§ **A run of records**
-*-*-

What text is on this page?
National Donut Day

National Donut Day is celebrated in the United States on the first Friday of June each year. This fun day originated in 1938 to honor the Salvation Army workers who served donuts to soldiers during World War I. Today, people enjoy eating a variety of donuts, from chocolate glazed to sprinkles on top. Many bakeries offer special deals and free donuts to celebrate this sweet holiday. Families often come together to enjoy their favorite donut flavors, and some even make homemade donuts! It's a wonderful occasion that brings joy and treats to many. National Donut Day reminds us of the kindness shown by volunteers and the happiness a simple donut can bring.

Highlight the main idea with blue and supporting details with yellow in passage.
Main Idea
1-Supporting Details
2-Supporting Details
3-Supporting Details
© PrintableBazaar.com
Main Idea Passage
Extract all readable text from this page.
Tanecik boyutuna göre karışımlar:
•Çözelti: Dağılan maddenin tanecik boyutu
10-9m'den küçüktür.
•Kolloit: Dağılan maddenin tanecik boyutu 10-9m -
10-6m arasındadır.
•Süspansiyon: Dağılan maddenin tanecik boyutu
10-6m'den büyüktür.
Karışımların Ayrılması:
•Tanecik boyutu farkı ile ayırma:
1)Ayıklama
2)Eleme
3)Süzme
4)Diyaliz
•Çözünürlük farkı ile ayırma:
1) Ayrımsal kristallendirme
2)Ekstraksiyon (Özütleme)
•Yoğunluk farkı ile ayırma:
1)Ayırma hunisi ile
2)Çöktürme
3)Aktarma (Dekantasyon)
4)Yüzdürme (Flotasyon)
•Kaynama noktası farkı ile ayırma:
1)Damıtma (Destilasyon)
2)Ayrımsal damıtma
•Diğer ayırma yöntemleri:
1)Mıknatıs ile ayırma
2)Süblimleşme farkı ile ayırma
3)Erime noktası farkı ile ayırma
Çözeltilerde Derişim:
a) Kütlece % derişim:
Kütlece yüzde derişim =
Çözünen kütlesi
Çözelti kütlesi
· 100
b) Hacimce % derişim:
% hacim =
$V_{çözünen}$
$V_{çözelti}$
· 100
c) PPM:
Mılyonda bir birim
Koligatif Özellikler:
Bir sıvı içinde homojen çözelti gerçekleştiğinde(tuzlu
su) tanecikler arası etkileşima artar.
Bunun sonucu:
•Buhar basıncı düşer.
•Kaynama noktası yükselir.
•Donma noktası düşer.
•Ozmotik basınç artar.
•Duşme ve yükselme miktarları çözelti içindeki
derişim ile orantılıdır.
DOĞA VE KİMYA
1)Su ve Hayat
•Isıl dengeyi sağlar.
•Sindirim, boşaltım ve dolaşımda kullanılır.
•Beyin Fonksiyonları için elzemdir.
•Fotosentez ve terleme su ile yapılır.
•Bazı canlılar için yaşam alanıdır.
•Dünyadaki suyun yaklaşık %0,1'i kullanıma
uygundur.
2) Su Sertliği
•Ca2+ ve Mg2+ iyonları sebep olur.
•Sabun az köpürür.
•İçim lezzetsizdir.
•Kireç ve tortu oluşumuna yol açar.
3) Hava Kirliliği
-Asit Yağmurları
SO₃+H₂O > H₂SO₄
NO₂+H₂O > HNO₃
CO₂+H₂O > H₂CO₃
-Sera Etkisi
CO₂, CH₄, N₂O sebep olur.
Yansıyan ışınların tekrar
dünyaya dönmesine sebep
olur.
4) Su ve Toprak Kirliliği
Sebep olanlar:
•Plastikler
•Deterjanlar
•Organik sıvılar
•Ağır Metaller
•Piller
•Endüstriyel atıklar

-*-*-

§ **What the exercise asks**
Word for word, restate all of the data shown above.

§ **Exercise solution**
What text is on this page?
National Donut Day

National Donut Day is celebrated in the United States on the first Friday of June each year. This fun day originated in 1938 to honor the Salvation Army workers who served donuts to soldiers during World War I. Today, people enjoy eating a variety of donuts, from chocolate glazed to sprinkles on top. Many bakeries offer special deals and free donuts to celebrate this sweet holiday. Families often come together to enjoy their favorite donut flavors, and some even make homemade donuts! It's a wonderful occasion that brings joy and treats to many. National Donut Day reminds us of the kindness shown by volunteers and the happiness a simple donut can bring.

Highlight the main idea with blue and supporting details with yellow in passage.
Main Idea
1-Supporting Details
2-Supporting Details
3-Supporting Details
© PrintableBazaar.com
Main Idea Passage
Extract all readable text from this page.
Tanecik boyutuna göre karışımlar:
•Çözelti: Dağılan maddenin tanecik boyutu
10-9m'den küçüktür.
•Kolloit: Dağılan maddenin tanecik boyutu 10-9m -
10-6m arasındadır.
•Süspansiyon: Dağılan maddenin tanecik boyutu
10-6m'den büyüktür.
Karışımların Ayrılması:
•Tanecik boyutu farkı ile ayırma:
1)Ayıklama
2)Eleme
3)Süzme
4)Diyaliz
•Çözünürlük farkı ile ayırma:
1) Ayrımsal kristallendirme
2)Ekstraksiyon (Özütleme)
•Yoğunluk farkı ile ayırma:
1)Ayırma hunisi ile
2)Çöktürme
3)Aktarma (Dekantasyon)
4)Yüzdürme (Flotasyon)
•Kaynama noktası farkı ile ayırma:
1)Damıtma (Destilasyon)
2)Ayrımsal damıtma
•Diğer ayırma yöntemleri:
1)Mıknatıs ile ayırma
2)Süblimleşme farkı ile ayırma
3)Erime noktası farkı ile ayırma
Çözeltilerde Derişim:
a) Kütlece % derişim:
Kütlece yüzde derişim =
Çözünen kütlesi
Çözelti kütlesi
· 100
b) Hacimce % derişim:
% hacim =
$V_{çözünen}$
$V_{çözelti}$
· 100
c) PPM:
Mılyonda bir birim
Koligatif Özellikler:
Bir sıvı içinde homojen çözelti gerçekleştiğinde(tuzlu
su) tanecikler arası etkileşima artar.
Bunun sonucu:
•Buhar basıncı düşer.
•Kaynama noktası yükselir.
•Donma noktası düşer.
•Ozmotik basınç artar.
•Duşme ve yükselme miktarları çözelti içindeki
derişim ile orantılıdır.
DOĞA VE KİMYA
1)Su ve Hayat
•Isıl dengeyi sağlar.
•Sindirim, boşaltım ve dolaşımda kullanılır.
•Beyin Fonksiyonları için elzemdir.
•Fotosentez ve terleme su ile yapılır.
•Bazı canlılar için yaşam alanıdır.
•Dünyadaki suyun yaklaşık %0,1'i kullanıma
uygundur.
2) Su Sertliği
•Ca2+ ve Mg2+ iyonları sebep olur.
•Sabun az köpürür.
•İçim lezzetsizdir.
•Kireç ve tortu oluşumuna yol açar.
3) Hava Kirliliği
-Asit Yağmurları
SO₃+H₂O > H₂SO₄
NO₂+H₂O > HNO₃
CO₂+H₂O > H₂CO₃
-Sera Etkisi
CO₂, CH₄, N₂O sebep olur.
Yansıyan ışınların tekrar
dünyaya dönmesine sebep
olur.
4) Su ve Toprak Kirliliği
Sebep olanlar:
•Plastikler
•Deterjanlar
•Organik sıvılar
•Ağır Metaller
•Piller
•Endüstriyel atıklar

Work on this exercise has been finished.